Disasters & Impact

The ebb and flow of seasonal water levels sustain Cambodian life. Generations of fishermen use their knowledge of the shifting tides and the aquatic migration patterns to significantly contribute to the economic stability and food security of their communities. Fisheries in the lower Mekong Basin transport approximately 4.4 million tons of goods annually, accounting for more than 18% of the national gross domestic product (GDP).

Cambodians have built their livelihoods around the Mekong basin with about 80% of the country residing in the basin. 17 million people depend on the basin’s fertile lands and waters for income and sustenance. Recent increases in the severity and frequency of monsoon flooding make living along the Mekong uncertain and insecure. Communities struggle to endure the unexpected surges and subsequent destruction of farmlands and infrastructure. Fishing communities are hit especially hard by uncontrolled flooding. Fishing yields have drastically declined due to lengthy periods of drought broken up by floods. For instance, volume of aquaculture decreased by 8.5% between 2020 – 2021.

Floods accounted for more than 45% of all disaster events in Cambodia between 1980 and 2020. The country has become inured to monsoon rain, waterlogged fields, and stranded villages. Recent flood events have affected livelihoods in over three-fourths of Cambodian provinces. These catastrophes are now more severe and sporatic. In 2017, for example, flood damages to property and human life were over twice as high as in 2016. Moreover, tropical typhoons cause flooding, which often creates a more devastating aftermath than the storms themselves.

The cascading and complex nature of natural disasters demands comprehensive solutions that prepare communities for all stages of future disasters. Relevant guidelines that designate systems and harness the potential disaster risk management (DRM) actors turn the tides towards building a nation that is resilient against unforeseen catastrophes.

Photo credit: Nhut Minh Ho@shutterstock.com

Expand, Engage & Empower a Multistakeholder System

The Mekong river stretches across five countries and 70 million people. Its reach tells a story as rich as the soil along the basin, transforming food insecurity into economic development in the region. Asia’s rice bowl owes its title to the nutrient-rich sediment carried downriver by the Mekong during the rainy season. More than half the sediment in central Cambodia comes from China. The river basin is the largest inland fishery in the world and accounts for almost one-fourth of the world’s freshwater catch, estimated to be worth more than USD 3 billion annually. Everyday life is just as diverse across the river. There are villages floating, farmers harvesting, fishermen casting nets, markets drifting, and traders exchanging goods across its 4,350 kilometers. Climate change threatens to change this narrative with flood risk and potential damages across the Mekong basin expected to increase by 5 to 10 times relative to 2008 by 2040.

*Actions to take*
#1 In the text on Cambodian flooding:
(a) What share of the national GDP do fisheries in the lower Mekong Basin account for?
(b) What share of all disaster events in Cambodia between 1980 and 2020 were floods?
(c) How long is the Mekong river?
#2 Do these statements agree with the text on Cambodian flooding?
(a) About 80% of Cambodia's population lives in the Mekong basin.
(b) Aquaculture volume grew between 2020 and 2021.
(c) Flood damages in 2017 were lower than in 2016.
#3 Resume the text on Cambodian flooding after its last sentence.

*Source excerpt*
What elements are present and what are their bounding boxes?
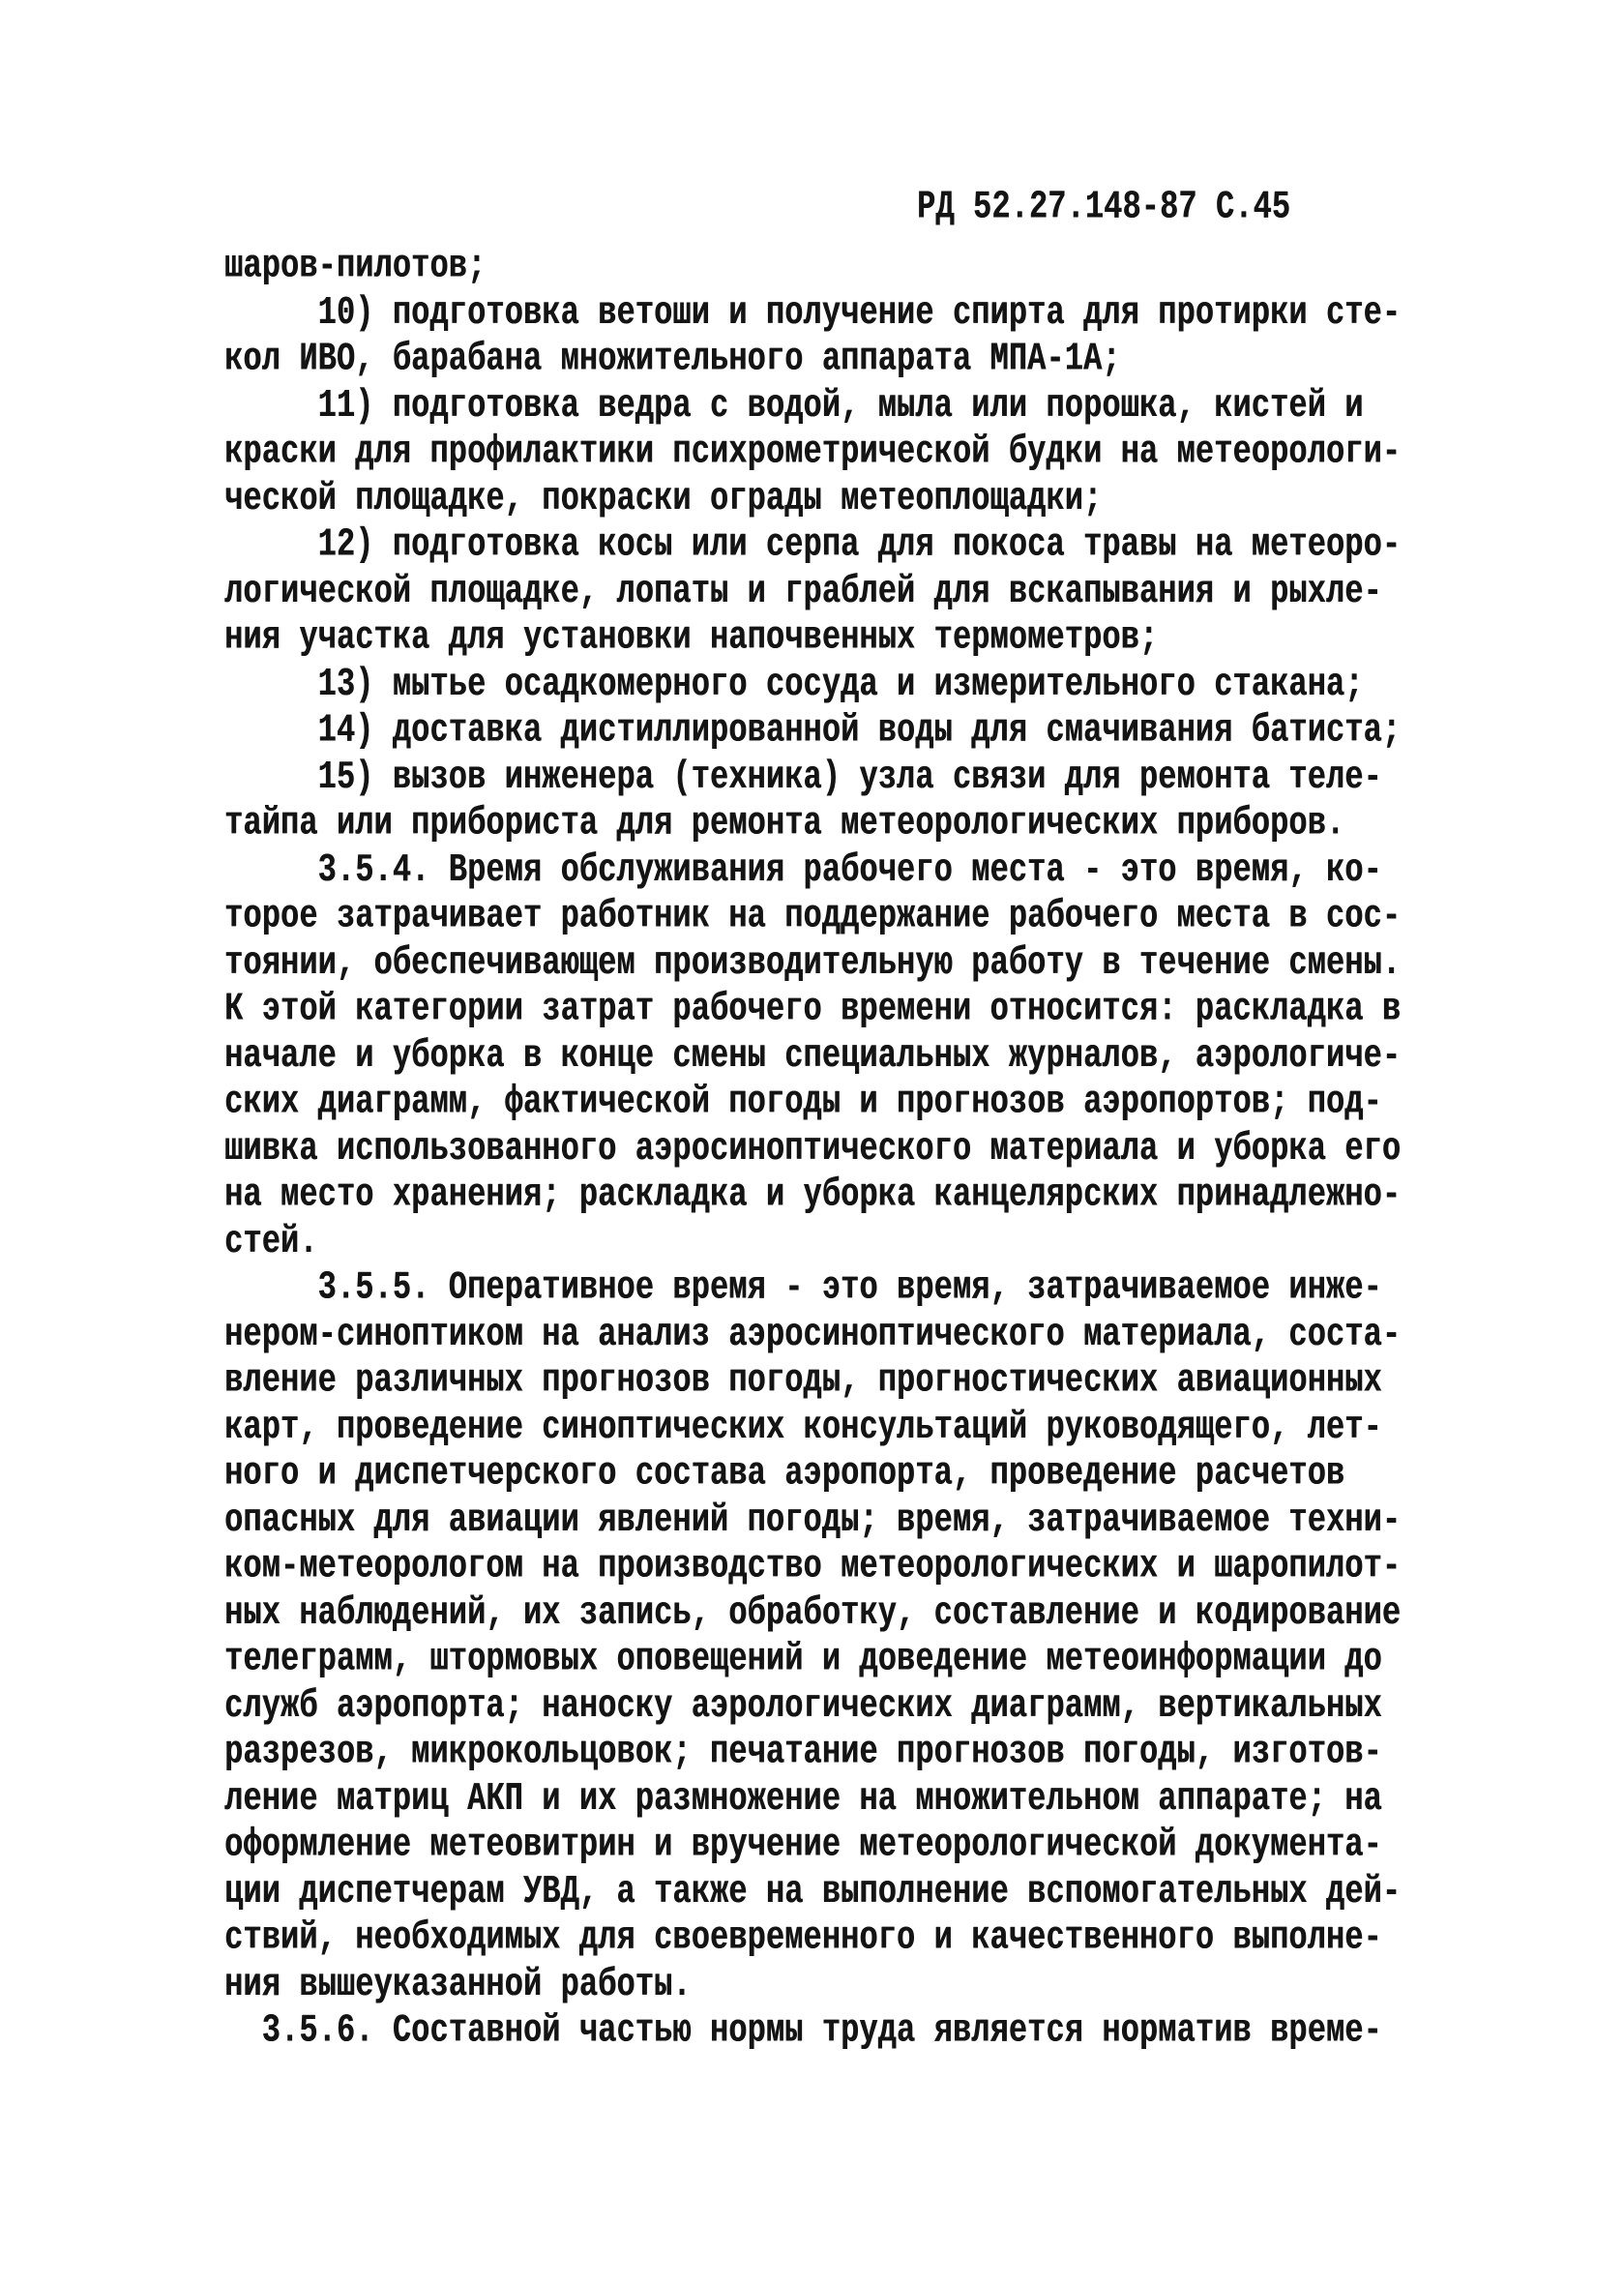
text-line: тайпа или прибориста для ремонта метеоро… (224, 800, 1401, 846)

*Exercise responses*
#1
(a) More than 18%.
(b) More than 45%.
(c) 4,350 kilometers.

#2
(a) Yes: "about 80% of the country residing in the basin."
(b) No: "volume of aquaculture decreased by 8.5% between 2020 – 2021."
(c) No: "flood damages to property and human life were over twice as high as in 2016."

#3
Preparedness Partnership of Cambodia (PPC)

The Preparedness Partnership of Cambodia (PPC) brought together relevant stakeholders to coordinate, update, and expand the potential of existing strategies. It started bridging the gap between the National Committee for Disaster Management (NCDM), relevant civil society organizations (CSO), and the private sector. The partnership organized workshops focusing on knowledge sharing and capacity building as well as promoting the APP model in 2018. Government officals and members of civil society discuess strategies to bridge institutional gaps, especially at the local level where civilians are more isolated and vulnerable to flooding. Additionally, the Federation of Associations for Small and Medium Enterprises of Cambodia (FASMEC), PPC’s private sector partner, also integrated disaster preparation into its planning through the partnership. Disaster-resilient business sectors are essential to Cambodia’s economy with micro, small, and medium enterprises (MSMEs) making up 90% of all enterprises and more than half the GDP. FASMEC’s engagement was evident within a year of cooperation. Their members had incorporated institutionalized capacity building, awareness raising, knowledge sharing, and stakeholder coordination into their business framework by 2019. 

The magnified effects of disaster events have motivated actors to acknowledge the need for resilience. However, change can only begin when priorities become policy. NCDM outlines disaster-specific plans such as the Flood Preparedness Plan under the overall National Contingency Plan (NCP). The main objective of this plan is to ensure that flood-affected provinces have adequate capacity to manage and respond effectively to disasters, especially in the most vulnerable households. These plans need to be updated with the transforming andscape, but they remained stagnant due to a lack of planning capacity and financial resources. PPC was able to mobilize partners from all sectors to revise the scope of the plan and recruit experts to update and expand its prospects. The planning and input process was supported by several stakeholders, including international non-governmental organizations (INGOs), local NGOs, United Nations (UN) agencies, and FASMEC representatives.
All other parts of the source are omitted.